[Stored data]
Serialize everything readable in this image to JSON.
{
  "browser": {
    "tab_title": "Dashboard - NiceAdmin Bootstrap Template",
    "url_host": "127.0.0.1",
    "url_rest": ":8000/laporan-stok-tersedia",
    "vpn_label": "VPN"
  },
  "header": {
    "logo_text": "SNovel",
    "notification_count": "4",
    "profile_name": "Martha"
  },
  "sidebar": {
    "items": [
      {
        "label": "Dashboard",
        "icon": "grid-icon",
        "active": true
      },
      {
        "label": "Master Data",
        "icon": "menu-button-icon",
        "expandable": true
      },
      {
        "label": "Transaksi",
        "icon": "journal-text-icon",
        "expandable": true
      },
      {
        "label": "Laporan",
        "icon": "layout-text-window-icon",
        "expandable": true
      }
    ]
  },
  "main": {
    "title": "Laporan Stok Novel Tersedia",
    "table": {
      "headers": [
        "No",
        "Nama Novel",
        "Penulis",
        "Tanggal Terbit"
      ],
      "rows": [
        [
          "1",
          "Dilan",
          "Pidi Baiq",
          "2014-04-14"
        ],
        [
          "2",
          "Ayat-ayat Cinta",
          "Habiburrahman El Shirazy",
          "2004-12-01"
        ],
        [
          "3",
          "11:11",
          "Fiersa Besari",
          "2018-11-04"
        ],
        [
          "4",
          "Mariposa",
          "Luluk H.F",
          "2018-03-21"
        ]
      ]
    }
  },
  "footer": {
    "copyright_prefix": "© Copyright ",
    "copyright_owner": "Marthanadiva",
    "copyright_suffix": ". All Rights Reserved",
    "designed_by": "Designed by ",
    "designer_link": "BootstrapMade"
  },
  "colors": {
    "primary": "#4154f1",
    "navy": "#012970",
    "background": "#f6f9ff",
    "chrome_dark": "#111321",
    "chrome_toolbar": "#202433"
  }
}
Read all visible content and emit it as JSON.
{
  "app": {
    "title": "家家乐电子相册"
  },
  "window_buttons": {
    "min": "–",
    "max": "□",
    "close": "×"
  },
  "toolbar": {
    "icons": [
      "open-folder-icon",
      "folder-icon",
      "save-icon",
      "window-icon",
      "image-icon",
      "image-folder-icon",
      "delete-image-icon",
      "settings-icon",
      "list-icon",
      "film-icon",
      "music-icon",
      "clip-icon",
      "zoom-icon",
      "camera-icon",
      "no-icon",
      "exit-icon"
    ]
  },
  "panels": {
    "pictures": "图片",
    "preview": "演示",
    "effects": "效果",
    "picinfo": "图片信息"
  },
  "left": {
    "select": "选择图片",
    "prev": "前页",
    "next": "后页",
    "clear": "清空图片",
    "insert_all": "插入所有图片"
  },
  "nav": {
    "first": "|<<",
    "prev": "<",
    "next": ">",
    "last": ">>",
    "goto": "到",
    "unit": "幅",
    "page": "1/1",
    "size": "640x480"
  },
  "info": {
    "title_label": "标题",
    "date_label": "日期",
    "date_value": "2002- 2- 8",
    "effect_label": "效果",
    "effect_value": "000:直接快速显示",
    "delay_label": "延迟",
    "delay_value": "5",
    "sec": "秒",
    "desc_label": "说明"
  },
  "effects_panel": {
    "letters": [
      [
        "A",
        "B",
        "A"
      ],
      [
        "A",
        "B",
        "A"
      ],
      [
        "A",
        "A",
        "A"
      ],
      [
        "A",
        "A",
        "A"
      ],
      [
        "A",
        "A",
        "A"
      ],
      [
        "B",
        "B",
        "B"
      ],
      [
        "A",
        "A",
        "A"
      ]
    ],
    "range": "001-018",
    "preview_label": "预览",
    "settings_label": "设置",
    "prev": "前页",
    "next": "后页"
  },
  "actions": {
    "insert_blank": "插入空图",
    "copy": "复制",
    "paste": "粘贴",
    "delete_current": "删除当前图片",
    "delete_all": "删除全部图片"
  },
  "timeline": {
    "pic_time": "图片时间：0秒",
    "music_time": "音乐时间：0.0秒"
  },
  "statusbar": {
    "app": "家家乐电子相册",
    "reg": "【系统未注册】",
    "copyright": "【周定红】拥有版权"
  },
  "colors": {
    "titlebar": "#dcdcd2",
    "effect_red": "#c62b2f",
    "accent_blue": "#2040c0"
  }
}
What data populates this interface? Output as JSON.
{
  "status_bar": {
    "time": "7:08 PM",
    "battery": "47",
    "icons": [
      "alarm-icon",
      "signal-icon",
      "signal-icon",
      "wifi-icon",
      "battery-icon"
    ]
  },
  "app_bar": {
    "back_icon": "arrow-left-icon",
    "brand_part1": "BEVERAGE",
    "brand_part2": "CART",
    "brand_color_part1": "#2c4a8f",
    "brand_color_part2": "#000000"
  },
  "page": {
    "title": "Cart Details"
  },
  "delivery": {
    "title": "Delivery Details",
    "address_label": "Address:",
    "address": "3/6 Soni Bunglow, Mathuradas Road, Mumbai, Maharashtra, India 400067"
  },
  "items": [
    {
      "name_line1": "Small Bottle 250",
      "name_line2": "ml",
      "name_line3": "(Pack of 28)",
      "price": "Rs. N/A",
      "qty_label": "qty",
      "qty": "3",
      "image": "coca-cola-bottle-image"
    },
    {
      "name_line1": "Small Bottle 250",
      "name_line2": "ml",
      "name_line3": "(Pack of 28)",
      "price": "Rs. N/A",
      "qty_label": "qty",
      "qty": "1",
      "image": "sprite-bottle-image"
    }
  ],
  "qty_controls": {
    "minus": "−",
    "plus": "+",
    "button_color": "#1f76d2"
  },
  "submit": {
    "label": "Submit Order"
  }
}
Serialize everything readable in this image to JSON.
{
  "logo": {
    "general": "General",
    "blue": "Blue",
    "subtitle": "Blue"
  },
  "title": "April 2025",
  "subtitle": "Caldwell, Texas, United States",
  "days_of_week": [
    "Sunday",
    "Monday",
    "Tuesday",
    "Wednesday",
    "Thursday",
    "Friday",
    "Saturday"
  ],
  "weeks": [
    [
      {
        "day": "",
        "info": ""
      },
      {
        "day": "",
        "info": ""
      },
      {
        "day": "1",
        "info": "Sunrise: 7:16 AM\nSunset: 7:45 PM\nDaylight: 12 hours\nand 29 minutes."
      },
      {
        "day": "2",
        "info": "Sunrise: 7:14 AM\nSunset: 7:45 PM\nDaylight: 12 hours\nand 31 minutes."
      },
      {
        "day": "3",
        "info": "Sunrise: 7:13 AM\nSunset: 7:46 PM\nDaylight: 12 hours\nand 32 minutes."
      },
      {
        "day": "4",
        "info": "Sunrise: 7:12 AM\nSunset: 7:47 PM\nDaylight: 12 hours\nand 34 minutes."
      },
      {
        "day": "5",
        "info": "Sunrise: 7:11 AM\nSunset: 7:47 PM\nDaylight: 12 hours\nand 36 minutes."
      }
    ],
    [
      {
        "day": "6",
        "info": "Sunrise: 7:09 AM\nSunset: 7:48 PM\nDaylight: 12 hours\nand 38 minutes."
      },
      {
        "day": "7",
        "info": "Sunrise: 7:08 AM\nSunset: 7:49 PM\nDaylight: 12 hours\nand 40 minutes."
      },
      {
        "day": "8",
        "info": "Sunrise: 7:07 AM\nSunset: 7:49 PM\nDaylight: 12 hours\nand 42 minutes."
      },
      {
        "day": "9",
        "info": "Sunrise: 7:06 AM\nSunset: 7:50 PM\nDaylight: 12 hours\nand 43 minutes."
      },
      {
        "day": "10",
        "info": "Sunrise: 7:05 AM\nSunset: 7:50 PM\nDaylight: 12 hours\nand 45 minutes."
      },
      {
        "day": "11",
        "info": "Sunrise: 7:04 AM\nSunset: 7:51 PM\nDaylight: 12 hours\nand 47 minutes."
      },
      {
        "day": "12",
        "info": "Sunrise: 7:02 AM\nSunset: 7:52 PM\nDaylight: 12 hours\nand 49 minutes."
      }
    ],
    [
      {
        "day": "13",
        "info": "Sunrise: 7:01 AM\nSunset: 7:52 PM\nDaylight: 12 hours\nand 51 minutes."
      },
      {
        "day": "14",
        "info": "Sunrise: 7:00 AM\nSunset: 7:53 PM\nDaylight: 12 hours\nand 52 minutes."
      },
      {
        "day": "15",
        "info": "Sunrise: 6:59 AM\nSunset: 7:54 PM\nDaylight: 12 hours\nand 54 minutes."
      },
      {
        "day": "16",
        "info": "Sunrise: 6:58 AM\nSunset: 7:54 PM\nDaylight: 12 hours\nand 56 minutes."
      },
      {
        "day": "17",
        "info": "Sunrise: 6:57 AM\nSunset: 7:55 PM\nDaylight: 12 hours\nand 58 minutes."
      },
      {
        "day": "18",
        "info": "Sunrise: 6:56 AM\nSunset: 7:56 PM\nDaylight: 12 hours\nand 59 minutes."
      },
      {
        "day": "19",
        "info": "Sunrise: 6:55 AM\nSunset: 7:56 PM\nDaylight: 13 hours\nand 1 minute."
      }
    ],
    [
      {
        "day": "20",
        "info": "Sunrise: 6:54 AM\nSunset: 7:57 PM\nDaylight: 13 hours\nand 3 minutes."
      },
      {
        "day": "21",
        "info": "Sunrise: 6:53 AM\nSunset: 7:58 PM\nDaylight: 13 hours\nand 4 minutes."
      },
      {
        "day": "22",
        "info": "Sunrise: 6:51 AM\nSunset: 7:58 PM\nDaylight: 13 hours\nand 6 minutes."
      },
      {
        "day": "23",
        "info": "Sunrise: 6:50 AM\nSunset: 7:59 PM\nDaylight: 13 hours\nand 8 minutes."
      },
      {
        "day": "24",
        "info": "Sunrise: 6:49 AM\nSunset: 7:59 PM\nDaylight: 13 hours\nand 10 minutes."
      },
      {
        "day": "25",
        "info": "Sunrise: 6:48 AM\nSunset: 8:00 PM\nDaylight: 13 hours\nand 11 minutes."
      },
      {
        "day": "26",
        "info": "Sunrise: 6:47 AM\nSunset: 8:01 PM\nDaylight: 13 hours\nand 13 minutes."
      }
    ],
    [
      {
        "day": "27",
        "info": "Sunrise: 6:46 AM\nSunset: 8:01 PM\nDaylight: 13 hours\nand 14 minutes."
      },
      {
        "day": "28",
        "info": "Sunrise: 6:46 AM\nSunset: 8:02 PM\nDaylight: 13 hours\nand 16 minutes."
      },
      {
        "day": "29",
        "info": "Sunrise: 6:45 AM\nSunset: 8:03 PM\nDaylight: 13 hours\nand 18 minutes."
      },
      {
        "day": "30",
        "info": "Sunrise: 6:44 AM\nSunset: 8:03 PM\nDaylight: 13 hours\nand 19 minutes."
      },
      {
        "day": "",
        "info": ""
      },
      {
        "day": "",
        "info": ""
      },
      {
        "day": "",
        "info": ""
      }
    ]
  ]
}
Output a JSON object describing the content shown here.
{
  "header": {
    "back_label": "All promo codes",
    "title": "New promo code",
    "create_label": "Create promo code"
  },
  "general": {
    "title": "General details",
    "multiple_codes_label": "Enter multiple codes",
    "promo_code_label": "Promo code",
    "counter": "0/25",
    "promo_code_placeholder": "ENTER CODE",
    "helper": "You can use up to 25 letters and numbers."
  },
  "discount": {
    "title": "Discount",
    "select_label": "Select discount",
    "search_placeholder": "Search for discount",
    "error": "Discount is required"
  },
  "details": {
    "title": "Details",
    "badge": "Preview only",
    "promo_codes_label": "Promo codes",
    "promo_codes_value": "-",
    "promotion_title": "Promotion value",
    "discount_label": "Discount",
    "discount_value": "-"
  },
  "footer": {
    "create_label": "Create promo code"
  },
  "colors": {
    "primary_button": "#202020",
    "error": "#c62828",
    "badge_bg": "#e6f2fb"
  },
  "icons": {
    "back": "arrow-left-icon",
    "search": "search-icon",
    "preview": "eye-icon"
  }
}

Directive:
Of the lines above, how many hold the string "Dashboard"? Answer with only the number.

Written response:
2